MATERIAL SHOWN
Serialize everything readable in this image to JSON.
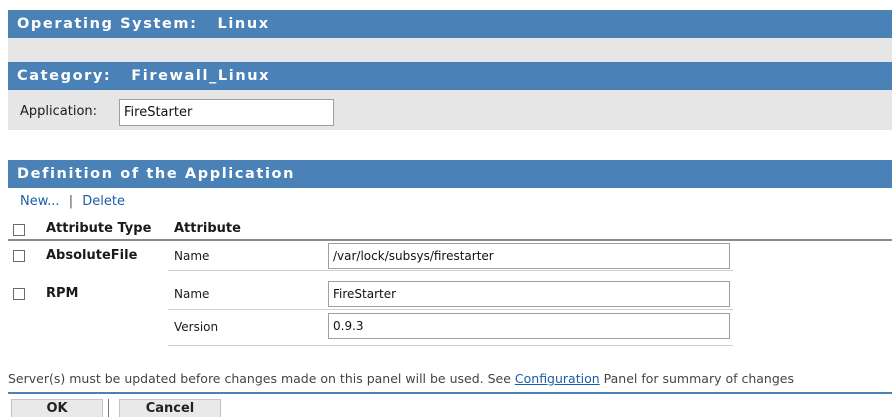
{
  "os_header": {
    "label": "Operating System:",
    "value": "Linux"
  },
  "category_header": {
    "label": "Category:",
    "value": "Firewall_Linux"
  },
  "application": {
    "label": "Application:",
    "value": "FireStarter"
  },
  "definition": {
    "title": "Definition of the Application",
    "actions": {
      "new": "New...",
      "separator": "|",
      "delete": "Delete"
    },
    "columns": {
      "type": "Attribute Type",
      "attribute": "Attribute"
    },
    "rows": [
      {
        "type": "AbsoluteFile",
        "attrs": [
          {
            "name": "Name",
            "value": "/var/lock/subsys/firestarter"
          }
        ]
      },
      {
        "type": "RPM",
        "attrs": [
          {
            "name": "Name",
            "value": "FireStarter"
          },
          {
            "name": "Version",
            "value": "0.9.3"
          }
        ]
      }
    ]
  },
  "notice": {
    "before": "Server(s) must be updated before changes made on this panel will be used. See ",
    "link": "Configuration",
    "after": " Panel for summary of changes"
  },
  "buttons": {
    "ok": "OK",
    "cancel": "Cancel"
  },
  "colors": {
    "header_bar": "#4a82b8",
    "link": "#1a5ea7",
    "band": "#e6e6e6"
  }
}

REQUIRED TASK
Leave out the pictures and transcribe the entries above exactly.

TASK SOLUTION
Serialize everything readable in this image to JSON.
{
  "os_header": {
    "label": "Operating System:",
    "value": "Linux"
  },
  "category_header": {
    "label": "Category:",
    "value": "Firewall_Linux"
  },
  "application": {
    "label": "Application:",
    "value": "FireStarter"
  },
  "definition": {
    "title": "Definition of the Application",
    "actions": {
      "new": "New...",
      "separator": "|",
      "delete": "Delete"
    },
    "columns": {
      "type": "Attribute Type",
      "attribute": "Attribute"
    },
    "rows": [
      {
        "type": "AbsoluteFile",
        "attrs": [
          {
            "name": "Name",
            "value": "/var/lock/subsys/firestarter"
          }
        ]
      },
      {
        "type": "RPM",
        "attrs": [
          {
            "name": "Name",
            "value": "FireStarter"
          },
          {
            "name": "Version",
            "value": "0.9.3"
          }
        ]
      }
    ]
  },
  "notice": {
    "before": "Server(s) must be updated before changes made on this panel will be used. See ",
    "link": "Configuration",
    "after": " Panel for summary of changes"
  },
  "buttons": {
    "ok": "OK",
    "cancel": "Cancel"
  },
  "colors": {
    "header_bar": "#4a82b8",
    "link": "#1a5ea7",
    "band": "#e6e6e6"
  }
}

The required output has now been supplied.